■ Data supplied:
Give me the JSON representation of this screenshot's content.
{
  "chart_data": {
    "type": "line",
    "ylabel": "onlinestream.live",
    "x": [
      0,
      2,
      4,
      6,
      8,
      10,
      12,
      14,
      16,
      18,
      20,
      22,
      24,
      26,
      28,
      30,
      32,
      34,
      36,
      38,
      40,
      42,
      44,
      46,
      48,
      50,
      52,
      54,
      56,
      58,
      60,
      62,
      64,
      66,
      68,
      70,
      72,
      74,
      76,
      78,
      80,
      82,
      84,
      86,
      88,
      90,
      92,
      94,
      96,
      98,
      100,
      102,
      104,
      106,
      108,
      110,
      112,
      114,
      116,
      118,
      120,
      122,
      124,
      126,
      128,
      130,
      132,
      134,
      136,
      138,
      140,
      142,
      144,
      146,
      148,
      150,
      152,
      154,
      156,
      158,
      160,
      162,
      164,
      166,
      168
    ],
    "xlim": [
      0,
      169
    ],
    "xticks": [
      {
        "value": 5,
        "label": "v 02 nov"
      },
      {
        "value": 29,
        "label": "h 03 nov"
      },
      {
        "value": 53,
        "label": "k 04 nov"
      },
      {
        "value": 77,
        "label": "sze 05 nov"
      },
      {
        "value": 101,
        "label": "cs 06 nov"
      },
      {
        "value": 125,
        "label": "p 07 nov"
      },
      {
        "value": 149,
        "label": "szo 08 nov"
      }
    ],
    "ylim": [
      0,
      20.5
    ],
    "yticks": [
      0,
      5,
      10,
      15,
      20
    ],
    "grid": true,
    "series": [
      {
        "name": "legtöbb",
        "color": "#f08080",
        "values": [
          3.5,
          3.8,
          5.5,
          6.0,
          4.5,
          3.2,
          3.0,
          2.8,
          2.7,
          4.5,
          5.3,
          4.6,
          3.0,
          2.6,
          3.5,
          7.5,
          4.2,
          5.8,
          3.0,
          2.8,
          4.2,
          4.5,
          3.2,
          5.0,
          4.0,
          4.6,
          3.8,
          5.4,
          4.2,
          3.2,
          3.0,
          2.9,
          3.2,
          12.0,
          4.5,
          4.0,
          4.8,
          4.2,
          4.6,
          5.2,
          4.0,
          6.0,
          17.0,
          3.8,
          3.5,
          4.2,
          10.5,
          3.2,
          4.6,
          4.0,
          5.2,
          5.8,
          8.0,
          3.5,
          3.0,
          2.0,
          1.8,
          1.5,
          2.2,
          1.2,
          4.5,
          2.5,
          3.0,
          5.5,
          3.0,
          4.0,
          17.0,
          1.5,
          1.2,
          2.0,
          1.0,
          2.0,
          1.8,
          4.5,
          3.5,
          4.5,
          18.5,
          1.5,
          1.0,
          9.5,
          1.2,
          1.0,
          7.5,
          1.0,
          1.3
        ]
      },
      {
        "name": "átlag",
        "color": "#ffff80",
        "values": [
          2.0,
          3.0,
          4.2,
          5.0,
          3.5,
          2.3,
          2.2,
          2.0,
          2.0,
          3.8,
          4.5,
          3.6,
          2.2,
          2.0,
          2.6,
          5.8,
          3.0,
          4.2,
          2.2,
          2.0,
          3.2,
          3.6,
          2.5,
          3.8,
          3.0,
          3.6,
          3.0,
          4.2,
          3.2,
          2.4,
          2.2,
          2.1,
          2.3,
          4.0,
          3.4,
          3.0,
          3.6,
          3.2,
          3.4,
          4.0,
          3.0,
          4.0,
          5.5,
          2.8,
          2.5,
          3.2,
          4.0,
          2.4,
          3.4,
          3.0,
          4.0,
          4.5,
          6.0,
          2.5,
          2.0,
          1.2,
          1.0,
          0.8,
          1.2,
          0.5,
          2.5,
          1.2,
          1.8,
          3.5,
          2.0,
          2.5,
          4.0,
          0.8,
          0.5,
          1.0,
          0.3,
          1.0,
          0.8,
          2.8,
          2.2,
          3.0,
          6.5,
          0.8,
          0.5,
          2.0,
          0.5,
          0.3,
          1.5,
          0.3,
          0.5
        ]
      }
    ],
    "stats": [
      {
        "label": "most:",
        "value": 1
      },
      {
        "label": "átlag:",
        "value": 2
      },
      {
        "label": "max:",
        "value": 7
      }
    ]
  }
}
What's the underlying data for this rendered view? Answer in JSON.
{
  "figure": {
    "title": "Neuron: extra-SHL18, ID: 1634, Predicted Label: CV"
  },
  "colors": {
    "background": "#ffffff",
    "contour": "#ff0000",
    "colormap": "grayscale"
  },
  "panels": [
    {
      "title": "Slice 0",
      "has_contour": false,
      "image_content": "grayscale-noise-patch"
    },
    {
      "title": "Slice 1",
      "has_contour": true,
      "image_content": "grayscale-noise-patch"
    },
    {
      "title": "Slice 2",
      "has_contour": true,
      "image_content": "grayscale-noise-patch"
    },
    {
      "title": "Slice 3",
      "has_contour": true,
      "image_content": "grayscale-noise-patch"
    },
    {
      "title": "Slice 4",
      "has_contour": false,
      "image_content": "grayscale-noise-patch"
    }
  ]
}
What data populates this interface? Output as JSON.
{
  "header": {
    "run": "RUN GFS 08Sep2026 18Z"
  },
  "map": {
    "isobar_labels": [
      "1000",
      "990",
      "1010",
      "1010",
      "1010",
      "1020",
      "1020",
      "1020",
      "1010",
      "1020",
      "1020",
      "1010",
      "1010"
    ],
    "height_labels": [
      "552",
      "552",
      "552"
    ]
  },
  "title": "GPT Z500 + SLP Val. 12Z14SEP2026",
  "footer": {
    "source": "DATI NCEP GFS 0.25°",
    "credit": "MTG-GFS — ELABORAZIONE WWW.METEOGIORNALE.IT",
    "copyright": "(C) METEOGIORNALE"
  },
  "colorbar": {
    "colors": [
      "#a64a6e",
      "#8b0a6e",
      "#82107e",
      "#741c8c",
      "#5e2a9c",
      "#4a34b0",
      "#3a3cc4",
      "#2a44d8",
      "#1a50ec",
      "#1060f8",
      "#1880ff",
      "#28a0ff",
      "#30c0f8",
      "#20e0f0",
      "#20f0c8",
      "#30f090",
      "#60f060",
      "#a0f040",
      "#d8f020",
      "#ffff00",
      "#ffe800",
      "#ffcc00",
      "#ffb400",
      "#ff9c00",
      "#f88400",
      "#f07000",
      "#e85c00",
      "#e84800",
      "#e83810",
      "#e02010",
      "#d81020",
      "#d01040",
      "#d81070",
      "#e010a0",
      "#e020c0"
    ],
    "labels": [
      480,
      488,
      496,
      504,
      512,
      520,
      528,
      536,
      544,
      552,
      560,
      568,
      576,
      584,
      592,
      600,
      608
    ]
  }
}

■ Stated problem:
Give back the data above exactly as it appears.

■ Reply to the exercise:
Give me the JSON representation of this screenshot's content.
{
  "chart_data": {
    "type": "line",
    "ylabel": "onlinestream.live",
    "x": [
      0,
      2,
      4,
      6,
      8,
      10,
      12,
      14,
      16,
      18,
      20,
      22,
      24,
      26,
      28,
      30,
      32,
      34,
      36,
      38,
      40,
      42,
      44,
      46,
      48,
      50,
      52,
      54,
      56,
      58,
      60,
      62,
      64,
      66,
      68,
      70,
      72,
      74,
      76,
      78,
      80,
      82,
      84,
      86,
      88,
      90,
      92,
      94,
      96,
      98,
      100,
      102,
      104,
      106,
      108,
      110,
      112,
      114,
      116,
      118,
      120,
      122,
      124,
      126,
      128,
      130,
      132,
      134,
      136,
      138,
      140,
      142,
      144,
      146,
      148,
      150,
      152,
      154,
      156,
      158,
      160,
      162,
      164,
      166,
      168
    ],
    "xlim": [
      0,
      169
    ],
    "xticks": [
      {
        "value": 5,
        "label": "v 02 nov"
      },
      {
        "value": 29,
        "label": "h 03 nov"
      },
      {
        "value": 53,
        "label": "k 04 nov"
      },
      {
        "value": 77,
        "label": "sze 05 nov"
      },
      {
        "value": 101,
        "label": "cs 06 nov"
      },
      {
        "value": 125,
        "label": "p 07 nov"
      },
      {
        "value": 149,
        "label": "szo 08 nov"
      }
    ],
    "ylim": [
      0,
      20.5
    ],
    "yticks": [
      0,
      5,
      10,
      15,
      20
    ],
    "grid": true,
    "series": [
      {
        "name": "legtöbb",
        "color": "#f08080",
        "values": [
          3.5,
          3.8,
          5.5,
          6.0,
          4.5,
          3.2,
          3.0,
          2.8,
          2.7,
          4.5,
          5.3,
          4.6,
          3.0,
          2.6,
          3.5,
          7.5,
          4.2,
          5.8,
          3.0,
          2.8,
          4.2,
          4.5,
          3.2,
          5.0,
          4.0,
          4.6,
          3.8,
          5.4,
          4.2,
          3.2,
          3.0,
          2.9,
          3.2,
          12.0,
          4.5,
          4.0,
          4.8,
          4.2,
          4.6,
          5.2,
          4.0,
          6.0,
          17.0,
          3.8,
          3.5,
          4.2,
          10.5,
          3.2,
          4.6,
          4.0,
          5.2,
          5.8,
          8.0,
          3.5,
          3.0,
          2.0,
          1.8,
          1.5,
          2.2,
          1.2,
          4.5,
          2.5,
          3.0,
          5.5,
          3.0,
          4.0,
          17.0,
          1.5,
          1.2,
          2.0,
          1.0,
          2.0,
          1.8,
          4.5,
          3.5,
          4.5,
          18.5,
          1.5,
          1.0,
          9.5,
          1.2,
          1.0,
          7.5,
          1.0,
          1.3
        ]
      },
      {
        "name": "átlag",
        "color": "#ffff80",
        "values": [
          2.0,
          3.0,
          4.2,
          5.0,
          3.5,
          2.3,
          2.2,
          2.0,
          2.0,
          3.8,
          4.5,
          3.6,
          2.2,
          2.0,
          2.6,
          5.8,
          3.0,
          4.2,
          2.2,
          2.0,
          3.2,
          3.6,
          2.5,
          3.8,
          3.0,
          3.6,
          3.0,
          4.2,
          3.2,
          2.4,
          2.2,
          2.1,
          2.3,
          4.0,
          3.4,
          3.0,
          3.6,
          3.2,
          3.4,
          4.0,
          3.0,
          4.0,
          5.5,
          2.8,
          2.5,
          3.2,
          4.0,
          2.4,
          3.4,
          3.0,
          4.0,
          4.5,
          6.0,
          2.5,
          2.0,
          1.2,
          1.0,
          0.8,
          1.2,
          0.5,
          2.5,
          1.2,
          1.8,
          3.5,
          2.0,
          2.5,
          4.0,
          0.8,
          0.5,
          1.0,
          0.3,
          1.0,
          0.8,
          2.8,
          2.2,
          3.0,
          6.5,
          0.8,
          0.5,
          2.0,
          0.5,
          0.3,
          1.5,
          0.3,
          0.5
        ]
      }
    ],
    "stats": [
      {
        "label": "most:",
        "value": 1
      },
      {
        "label": "átlag:",
        "value": 2
      },
      {
        "label": "max:",
        "value": 7
      }
    ]
  }
}
What's the underlying data for this rendered view? Answer in JSON.
{
  "figure": {
    "title": "Neuron: extra-SHL18, ID: 1634, Predicted Label: CV"
  },
  "colors": {
    "background": "#ffffff",
    "contour": "#ff0000",
    "colormap": "grayscale"
  },
  "panels": [
    {
      "title": "Slice 0",
      "has_contour": false,
      "image_content": "grayscale-noise-patch"
    },
    {
      "title": "Slice 1",
      "has_contour": true,
      "image_content": "grayscale-noise-patch"
    },
    {
      "title": "Slice 2",
      "has_contour": true,
      "image_content": "grayscale-noise-patch"
    },
    {
      "title": "Slice 3",
      "has_contour": true,
      "image_content": "grayscale-noise-patch"
    },
    {
      "title": "Slice 4",
      "has_contour": false,
      "image_content": "grayscale-noise-patch"
    }
  ]
}
What data populates this interface? Output as JSON.
{
  "header": {
    "run": "RUN GFS 08Sep2026 18Z"
  },
  "map": {
    "isobar_labels": [
      "1000",
      "990",
      "1010",
      "1010",
      "1010",
      "1020",
      "1020",
      "1020",
      "1010",
      "1020",
      "1020",
      "1010",
      "1010"
    ],
    "height_labels": [
      "552",
      "552",
      "552"
    ]
  },
  "title": "GPT Z500 + SLP Val. 12Z14SEP2026",
  "footer": {
    "source": "DATI NCEP GFS 0.25°",
    "credit": "MTG-GFS — ELABORAZIONE WWW.METEOGIORNALE.IT",
    "copyright": "(C) METEOGIORNALE"
  },
  "colorbar": {
    "colors": [
      "#a64a6e",
      "#8b0a6e",
      "#82107e",
      "#741c8c",
      "#5e2a9c",
      "#4a34b0",
      "#3a3cc4",
      "#2a44d8",
      "#1a50ec",
      "#1060f8",
      "#1880ff",
      "#28a0ff",
      "#30c0f8",
      "#20e0f0",
      "#20f0c8",
      "#30f090",
      "#60f060",
      "#a0f040",
      "#d8f020",
      "#ffff00",
      "#ffe800",
      "#ffcc00",
      "#ffb400",
      "#ff9c00",
      "#f88400",
      "#f07000",
      "#e85c00",
      "#e84800",
      "#e83810",
      "#e02010",
      "#d81020",
      "#d01040",
      "#d81070",
      "#e010a0",
      "#e020c0"
    ],
    "labels": [
      480,
      488,
      496,
      504,
      512,
      520,
      528,
      536,
      544,
      552,
      560,
      568,
      576,
      584,
      592,
      600,
      608
    ]
  }
}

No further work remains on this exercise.